REQUIRED WORK :: Extract and list every line that contains the word "this".

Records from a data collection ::

## start

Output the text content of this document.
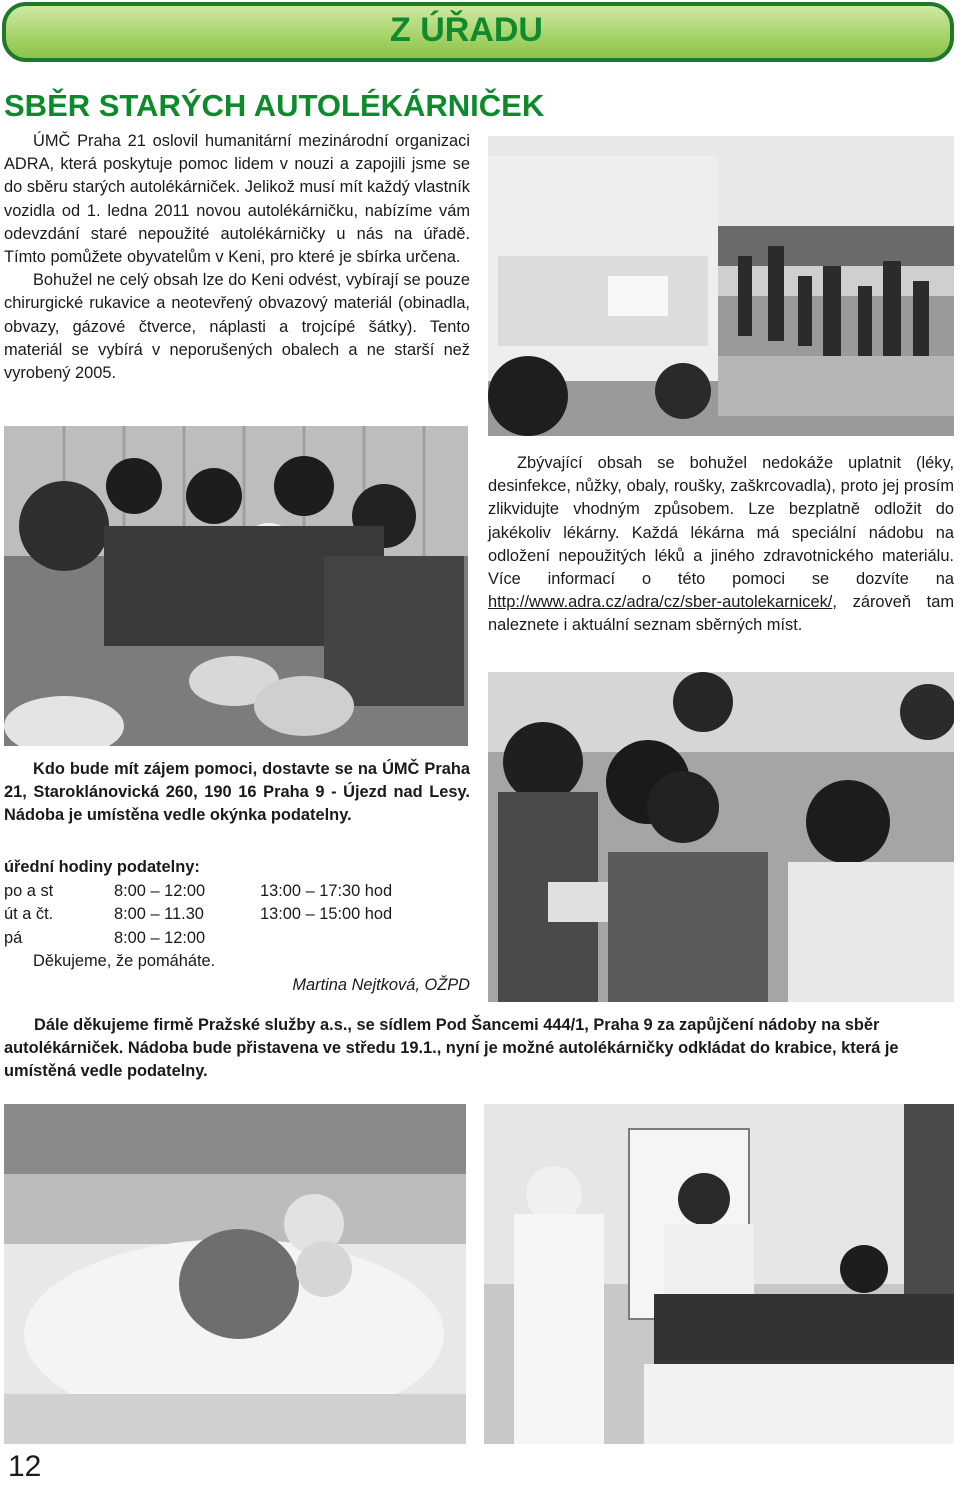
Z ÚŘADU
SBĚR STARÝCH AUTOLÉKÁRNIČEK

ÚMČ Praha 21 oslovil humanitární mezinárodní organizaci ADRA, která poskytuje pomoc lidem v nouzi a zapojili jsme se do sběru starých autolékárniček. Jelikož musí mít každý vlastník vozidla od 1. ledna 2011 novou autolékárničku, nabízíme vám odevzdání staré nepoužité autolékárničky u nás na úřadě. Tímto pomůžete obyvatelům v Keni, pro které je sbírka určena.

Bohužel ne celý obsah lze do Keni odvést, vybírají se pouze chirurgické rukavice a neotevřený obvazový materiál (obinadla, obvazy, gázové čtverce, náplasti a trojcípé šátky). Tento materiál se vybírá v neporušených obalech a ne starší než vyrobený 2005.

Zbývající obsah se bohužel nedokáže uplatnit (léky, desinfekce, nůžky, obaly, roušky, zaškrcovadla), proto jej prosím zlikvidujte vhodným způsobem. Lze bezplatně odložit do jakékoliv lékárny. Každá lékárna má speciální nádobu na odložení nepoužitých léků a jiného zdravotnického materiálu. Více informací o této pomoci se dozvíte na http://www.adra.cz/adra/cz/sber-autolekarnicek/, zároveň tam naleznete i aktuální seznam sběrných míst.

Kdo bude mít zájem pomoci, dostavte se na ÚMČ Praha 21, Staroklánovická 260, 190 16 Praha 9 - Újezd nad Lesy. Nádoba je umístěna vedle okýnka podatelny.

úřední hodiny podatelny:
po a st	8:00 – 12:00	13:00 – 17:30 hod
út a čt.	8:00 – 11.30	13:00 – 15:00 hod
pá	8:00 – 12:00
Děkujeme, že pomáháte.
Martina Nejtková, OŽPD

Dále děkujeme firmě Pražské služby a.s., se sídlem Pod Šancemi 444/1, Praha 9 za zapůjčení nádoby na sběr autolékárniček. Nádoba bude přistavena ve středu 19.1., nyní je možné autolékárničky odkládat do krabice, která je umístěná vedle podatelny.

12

## end
## start

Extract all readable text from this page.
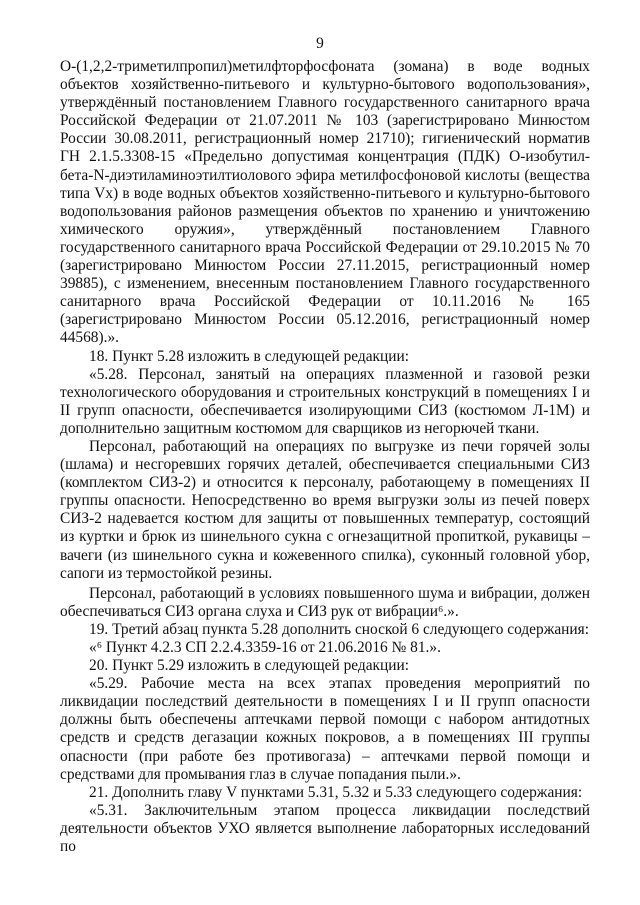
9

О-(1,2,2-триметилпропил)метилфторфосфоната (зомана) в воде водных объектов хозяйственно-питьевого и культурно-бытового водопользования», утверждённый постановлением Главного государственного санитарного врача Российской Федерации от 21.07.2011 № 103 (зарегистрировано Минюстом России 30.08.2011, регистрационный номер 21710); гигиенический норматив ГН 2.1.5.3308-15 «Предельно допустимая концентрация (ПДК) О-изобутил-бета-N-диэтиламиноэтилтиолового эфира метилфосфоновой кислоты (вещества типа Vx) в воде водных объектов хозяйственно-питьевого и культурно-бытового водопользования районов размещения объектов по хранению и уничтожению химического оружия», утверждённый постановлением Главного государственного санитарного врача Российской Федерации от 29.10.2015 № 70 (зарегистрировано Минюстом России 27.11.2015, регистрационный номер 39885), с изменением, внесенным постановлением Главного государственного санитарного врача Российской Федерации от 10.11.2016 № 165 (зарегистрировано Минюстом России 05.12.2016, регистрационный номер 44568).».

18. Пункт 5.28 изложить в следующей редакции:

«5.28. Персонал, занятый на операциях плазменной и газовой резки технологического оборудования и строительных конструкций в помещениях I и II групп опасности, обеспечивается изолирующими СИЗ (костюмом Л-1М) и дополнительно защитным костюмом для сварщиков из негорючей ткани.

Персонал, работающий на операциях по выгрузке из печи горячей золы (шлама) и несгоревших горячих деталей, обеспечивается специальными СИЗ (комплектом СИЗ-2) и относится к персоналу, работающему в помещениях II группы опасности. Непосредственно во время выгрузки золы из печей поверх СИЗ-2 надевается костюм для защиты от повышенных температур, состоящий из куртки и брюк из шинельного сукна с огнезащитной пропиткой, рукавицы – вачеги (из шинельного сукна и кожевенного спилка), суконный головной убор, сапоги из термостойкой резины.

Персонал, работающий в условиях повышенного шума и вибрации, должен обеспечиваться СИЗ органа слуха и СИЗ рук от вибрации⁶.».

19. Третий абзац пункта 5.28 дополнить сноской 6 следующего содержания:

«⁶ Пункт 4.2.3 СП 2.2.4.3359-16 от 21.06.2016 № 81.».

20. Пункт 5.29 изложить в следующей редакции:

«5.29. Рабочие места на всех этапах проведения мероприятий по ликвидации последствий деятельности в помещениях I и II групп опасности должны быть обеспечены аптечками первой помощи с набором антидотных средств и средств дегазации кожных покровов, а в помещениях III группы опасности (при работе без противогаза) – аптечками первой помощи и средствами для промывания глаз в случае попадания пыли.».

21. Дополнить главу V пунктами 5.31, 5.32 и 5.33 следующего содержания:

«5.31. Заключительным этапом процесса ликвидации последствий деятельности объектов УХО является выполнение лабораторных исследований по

## end

THE OUTPUT ::
Output the text content of this document.
Extract all readable text from this page.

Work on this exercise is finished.